- _STATED PROBLEM_
Put each line of the listing below into a JSON list of strings, one string per line, and skip any blank lines. Leave the pictures out of your answer.

- _MATERIAL PROVIDED_
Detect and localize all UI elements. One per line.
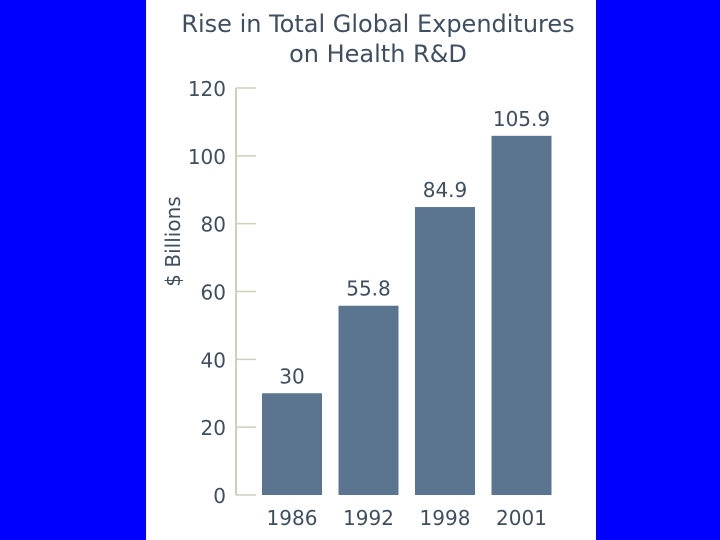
y-tick-label-80: 80 (201, 213, 226, 237)
bar-1998 (415, 207, 475, 496)
chart-title-line-1: Rise in Total Global Expenditures (181, 10, 574, 38)
x-tick-label-1998: 1998 (420, 506, 471, 530)
bar-2001 (491, 135, 552, 495)
data-label-1998: 84.9 (423, 178, 468, 202)
bar-1986 (262, 393, 322, 495)
y-tick-label-0: 0 (213, 484, 226, 508)
y-axis-label: $ Billions (161, 196, 185, 286)
y-tick-label-100: 100 (188, 145, 226, 169)
data-label-2001: 105.9 (493, 107, 550, 131)
x-tick-label-1992: 1992 (343, 506, 394, 530)
data-label-1992: 55.8 (346, 277, 391, 301)
y-tick-label-20: 20 (201, 416, 226, 440)
y-tick-label-120: 120 (188, 77, 226, 101)
x-tick-label-2001: 2001 (496, 506, 547, 530)
chart-title-line-2: on Health R&D (289, 40, 467, 68)
y-tick-label-60: 60 (201, 281, 226, 305)
y-tick-label-40: 40 (201, 348, 226, 372)
bar-1992 (338, 305, 399, 495)
x-tick-label-1986: 1986 (267, 506, 318, 530)
chart-panel: Rise in Total Global Expenditures on Heal… (146, 0, 596, 540)
data-label-1986: 30 (279, 364, 304, 388)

- _COMPLETED TASK_
[
  "Detect and localize all UI elements. One per line.",
  "y-tick-label-80: 80 (201, 213, 226, 237)",
  "bar-1998 (415, 207, 475, 496)",
  "chart-title-line-1: Rise in Total Global Expenditures (181, 10, 574, 38)",
  "x-tick-label-1998: 1998 (420, 506, 471, 530)",
  "bar-2001 (491, 135, 552, 495)",
  "data-label-1998: 84.9 (423, 178, 468, 202)",
  "bar-1986 (262, 393, 322, 495)",
  "y-tick-label-0: 0 (213, 484, 226, 508)",
  "y-axis-label: $ Billions (161, 196, 185, 286)",
  "y-tick-label-100: 100 (188, 145, 226, 169)",
  "data-label-2001: 105.9 (493, 107, 550, 131)",
  "x-tick-label-1992: 1992 (343, 506, 394, 530)",
  "data-label-1992: 55.8 (346, 277, 391, 301)",
  "y-tick-label-20: 20 (201, 416, 226, 440)",
  "y-tick-label-120: 120 (188, 77, 226, 101)",
  "x-tick-label-2001: 2001 (496, 506, 547, 530)",
  "chart-title-line-2: on Health R&D (289, 40, 467, 68)",
  "y-tick-label-60: 60 (201, 281, 226, 305)",
  "y-tick-label-40: 40 (201, 348, 226, 372)",
  "bar-1992 (338, 305, 399, 495)",
  "x-tick-label-1986: 1986 (267, 506, 318, 530)",
  "chart-panel: Rise in Total Global Expenditures on Heal… (146, 0, 596, 540)",
  "data-label-1986: 30 (279, 364, 304, 388)"
]